| Supplied records |
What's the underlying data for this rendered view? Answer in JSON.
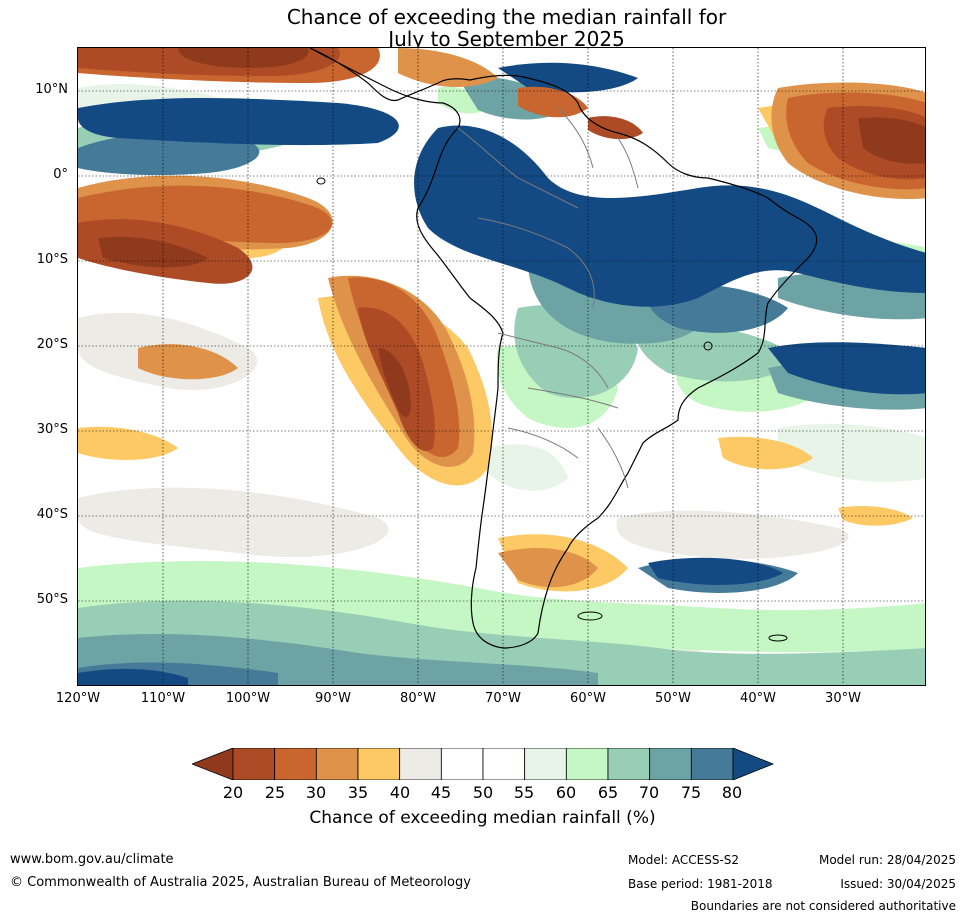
{
  "title": {
    "line1": "Chance of exceeding the median rainfall for",
    "line2": "July to September 2025"
  },
  "axes": {
    "lat_labels": [
      "10°N",
      "0°",
      "10°S",
      "20°S",
      "30°S",
      "40°S",
      "50°S"
    ],
    "lon_labels": [
      "120°W",
      "110°W",
      "100°W",
      "90°W",
      "80°W",
      "70°W",
      "60°W",
      "50°W",
      "40°W",
      "30°W"
    ]
  },
  "colorbar": {
    "ticks": [
      "20",
      "25",
      "30",
      "35",
      "40",
      "45",
      "50",
      "55",
      "60",
      "65",
      "70",
      "75",
      "80"
    ],
    "colors": [
      "#8f3a1c",
      "#ad4b26",
      "#c9652f",
      "#df924a",
      "#fcc965",
      "#edebe6",
      "#ffffff",
      "#ffffff",
      "#e8f4e8",
      "#c4f7c4",
      "#98ceb6",
      "#6ea3a5",
      "#457a98",
      "#144a83"
    ],
    "label": "Chance of exceeding median rainfall (%)"
  },
  "footer": {
    "url": "www.bom.gov.au/climate",
    "copyright": "© Commonwealth of Australia 2025, Australian Bureau of Meteorology",
    "model": "Model: ACCESS-S2",
    "base_period": "Base period: 1981-2018",
    "model_run": "Model run: 28/04/2025",
    "issued": "Issued: 30/04/2025",
    "boundaries": "Boundaries are not considered authoritative"
  }
}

| Task objective |
Omit the pictures and give the material again, exactly and in full.

| Task solution |
What's the underlying data for this rendered view? Answer in JSON.
{
  "title": {
    "line1": "Chance of exceeding the median rainfall for",
    "line2": "July to September 2025"
  },
  "axes": {
    "lat_labels": [
      "10°N",
      "0°",
      "10°S",
      "20°S",
      "30°S",
      "40°S",
      "50°S"
    ],
    "lon_labels": [
      "120°W",
      "110°W",
      "100°W",
      "90°W",
      "80°W",
      "70°W",
      "60°W",
      "50°W",
      "40°W",
      "30°W"
    ]
  },
  "colorbar": {
    "ticks": [
      "20",
      "25",
      "30",
      "35",
      "40",
      "45",
      "50",
      "55",
      "60",
      "65",
      "70",
      "75",
      "80"
    ],
    "colors": [
      "#8f3a1c",
      "#ad4b26",
      "#c9652f",
      "#df924a",
      "#fcc965",
      "#edebe6",
      "#ffffff",
      "#ffffff",
      "#e8f4e8",
      "#c4f7c4",
      "#98ceb6",
      "#6ea3a5",
      "#457a98",
      "#144a83"
    ],
    "label": "Chance of exceeding median rainfall (%)"
  },
  "footer": {
    "url": "www.bom.gov.au/climate",
    "copyright": "© Commonwealth of Australia 2025, Australian Bureau of Meteorology",
    "model": "Model: ACCESS-S2",
    "base_period": "Base period: 1981-2018",
    "model_run": "Model run: 28/04/2025",
    "issued": "Issued: 30/04/2025",
    "boundaries": "Boundaries are not considered authoritative"
  }
}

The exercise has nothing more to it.